Short exercise: Can you copy the material below character for character, leaving out the picture?

::: Provided information

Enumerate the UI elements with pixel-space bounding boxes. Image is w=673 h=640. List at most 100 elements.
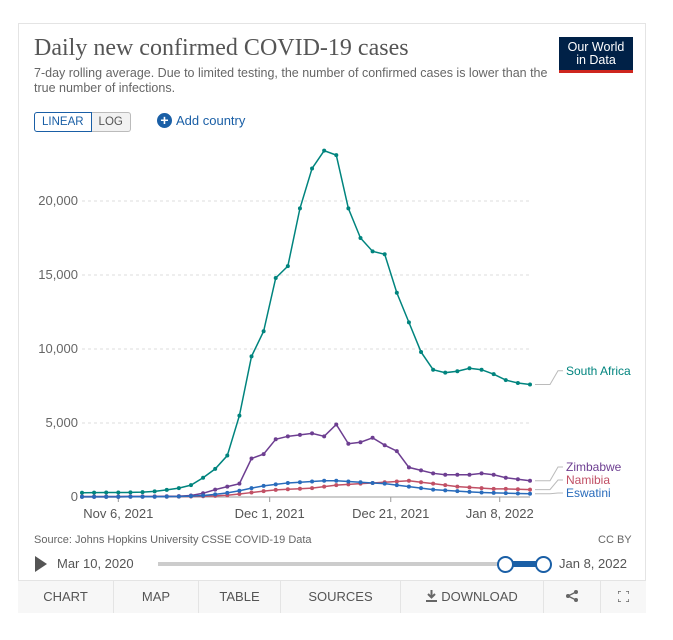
tab-bar: CHART MAP TABLE SOURCES DOWNLOAD [18,580,646,613]
data-point [334,483,339,488]
data-point [431,481,436,486]
share-icon [566,590,578,602]
data-point [443,488,448,493]
data-point [261,452,266,457]
data-point [249,486,254,491]
data-point [152,494,157,499]
fullscreen-button[interactable] [601,581,646,613]
data-point [273,482,278,487]
tab-download-label: DOWNLOAD [441,589,518,604]
data-point [201,475,206,480]
tab-sources[interactable]: SOURCES [281,581,401,613]
data-point [92,490,97,495]
log-scale-button[interactable]: LOG [91,112,131,132]
data-point [528,487,532,492]
chart-subtitle: 7-day rolling average. Due to limited te… [34,66,548,95]
tab-map[interactable]: MAP [114,581,199,613]
data-point [261,483,266,488]
data-point [419,468,424,473]
data-point [406,320,411,325]
timeline-end-date: Jan 8, 2022 [559,556,627,571]
series-lines [80,148,532,499]
data-point [188,483,193,488]
data-point [467,485,472,490]
timeline-track[interactable] [158,562,543,566]
data-point [528,491,532,496]
data-point [237,488,242,493]
tab-sources-label: SOURCES [308,589,373,604]
data-point [479,486,484,491]
data-point [116,490,121,495]
license-link[interactable]: CC BY [598,534,632,546]
data-point [406,465,411,470]
data-point [310,486,315,491]
source-note: Source: Johns Hopkins University CSSE CO… [34,534,312,546]
data-point [152,489,157,494]
data-point [104,494,109,499]
timeline-start-handle[interactable] [497,556,514,573]
data-point [225,453,230,458]
timeline-end-handle[interactable] [535,556,552,573]
tab-download[interactable]: DOWNLOAD [401,581,544,613]
data-point [455,489,460,494]
data-point [176,486,181,491]
logo-line-1: Our World [567,40,625,54]
data-point [128,494,133,499]
data-point [358,480,363,485]
plus-circle-icon: + [157,113,172,128]
owid-logo[interactable]: Our World in Data [559,37,633,73]
data-point [479,471,484,476]
data-point [382,443,387,448]
x-axis-ticks: Nov 6, 2021 Dec 1, 2021 Dec 21, 2021 Jan 8,… [83,497,534,521]
data-point [213,487,218,492]
tab-map-label: MAP [141,589,171,604]
data-point [443,472,448,477]
scale-toggle[interactable]: LINEAR LOG [34,112,131,132]
data-point [225,484,230,489]
data-point [322,148,327,153]
label-connector [535,466,563,482]
data-point [285,434,290,439]
data-point [479,490,484,495]
fullscreen-icon [617,590,630,603]
data-point [273,437,278,442]
data-point [285,480,290,485]
data-point [237,492,242,497]
data-point [322,478,327,483]
data-point [455,369,460,374]
data-point [394,290,399,295]
data-point [225,490,230,495]
data-point [104,490,109,495]
data-point [419,349,424,354]
tab-chart-label: CHART [43,589,88,604]
tab-table-label: TABLE [219,589,260,604]
data-point [346,479,351,484]
data-point [419,480,424,485]
data-point [249,456,254,461]
data-point [346,441,351,446]
data-point [358,236,363,240]
data-point [406,484,411,489]
data-point [503,491,508,496]
share-button[interactable] [544,581,601,613]
add-country-button[interactable]: + Add country [157,113,245,128]
data-point [419,486,424,491]
data-point [334,478,339,483]
data-point [491,490,496,495]
data-point [346,206,351,211]
data-point [237,413,242,418]
tab-chart[interactable]: CHART [18,581,114,613]
data-point [479,367,484,372]
data-point [491,472,496,477]
play-icon[interactable] [35,556,47,572]
series-line [82,479,531,498]
series-label: Zimbabwe [566,460,622,474]
data-point [528,382,532,387]
data-point [370,435,375,440]
data-point [285,264,290,269]
linear-scale-button[interactable]: LINEAR [34,112,92,132]
tab-table[interactable]: TABLE [199,581,281,613]
data-point [394,449,399,454]
x-tick-label: Dec 21, 2021 [352,506,429,521]
data-point [467,366,472,371]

::::::

Answer to this problem:
Enumerate the UI elements with pixel-space bounding boxes. Image is w=673 h=640. List at most 100 elements.
tab-bar: CHART MAP TABLE SOURCES DOWNLOAD [18,580,646,613]
data-point [334,483,339,488]
data-point [431,481,436,486]
share-icon [566,590,578,602]
data-point [443,488,448,493]
data-point [261,452,266,457]
data-point [249,486,254,491]
data-point [152,494,157,499]
fullscreen-button[interactable] [601,581,646,613]
data-point [273,482,278,487]
tab-download-label: DOWNLOAD [441,589,518,604]
data-point [201,475,206,480]
tab-sources[interactable]: SOURCES [281,581,401,613]
data-point [92,490,97,495]
log-scale-button[interactable]: LOG [91,112,131,132]
data-point [528,487,532,492]
chart-subtitle: 7-day rolling average. Due to limited te… [34,66,548,95]
tab-map[interactable]: MAP [114,581,199,613]
data-point [261,483,266,488]
data-point [419,468,424,473]
data-point [406,320,411,325]
timeline-end-date: Jan 8, 2022 [559,556,627,571]
series-lines [80,148,532,499]
data-point [188,483,193,488]
data-point [467,485,472,490]
timeline-track[interactable] [158,562,543,566]
data-point [528,491,532,496]
data-point [237,488,242,493]
tab-sources-label: SOURCES [308,589,373,604]
data-point [479,486,484,491]
data-point [116,490,121,495]
license-link[interactable]: CC BY [598,534,632,546]
data-point [406,465,411,470]
data-point [310,486,315,491]
source-note: Source: Johns Hopkins University CSSE CO… [34,534,312,546]
data-point [152,489,157,494]
data-point [104,494,109,499]
timeline-start-handle[interactable] [497,556,514,573]
data-point [225,453,230,458]
timeline-end-handle[interactable] [535,556,552,573]
tab-download[interactable]: DOWNLOAD [401,581,544,613]
data-point [455,489,460,494]
data-point [176,486,181,491]
logo-line-1: Our World [567,40,625,54]
data-point [128,494,133,499]
data-point [358,480,363,485]
plus-circle-icon: + [157,113,172,128]
owid-logo[interactable]: Our World in Data [559,37,633,73]
data-point [479,471,484,476]
data-point [382,443,387,448]
x-axis-ticks: Nov 6, 2021 Dec 1, 2021 Dec 21, 2021 Jan 8,… [83,497,534,521]
data-point [213,487,218,492]
tab-map-label: MAP [141,589,171,604]
data-point [443,472,448,477]
scale-toggle[interactable]: LINEAR LOG [34,112,131,132]
data-point [225,484,230,489]
data-point [322,148,327,153]
label-connector [535,466,563,482]
data-point [285,434,290,439]
data-point [479,490,484,495]
fullscreen-icon [617,590,630,603]
data-point [273,437,278,442]
data-point [285,480,290,485]
data-point [237,492,242,497]
data-point [322,478,327,483]
data-point [455,369,460,374]
data-point [394,290,399,295]
data-point [225,490,230,495]
data-point [104,490,109,495]
data-point [419,349,424,354]
tab-chart-label: CHART [43,589,88,604]
tab-table-label: TABLE [219,589,260,604]
data-point [346,479,351,484]
data-point [419,480,424,485]
data-point [249,456,254,461]
data-point [346,441,351,446]
data-point [358,236,363,240]
data-point [406,484,411,489]
data-point [503,491,508,496]
share-button[interactable] [544,581,601,613]
add-country-button[interactable]: + Add country [157,113,245,128]
data-point [419,486,424,491]
data-point [334,478,339,483]
data-point [491,490,496,495]
data-point [346,206,351,211]
data-point [237,413,242,418]
tab-chart[interactable]: CHART [18,581,114,613]
data-point [479,367,484,372]
data-point [491,472,496,477]
play-icon[interactable] [35,556,47,572]
series-line [82,479,531,498]
series-label: Zimbabwe [566,460,622,474]
data-point [528,382,532,387]
data-point [370,435,375,440]
data-point [285,264,290,269]
linear-scale-button[interactable]: LINEAR [34,112,92,132]
tab-table[interactable]: TABLE [199,581,281,613]
data-point [394,449,399,454]
x-tick-label: Dec 21, 2021 [352,506,429,521]
data-point [467,366,472,371]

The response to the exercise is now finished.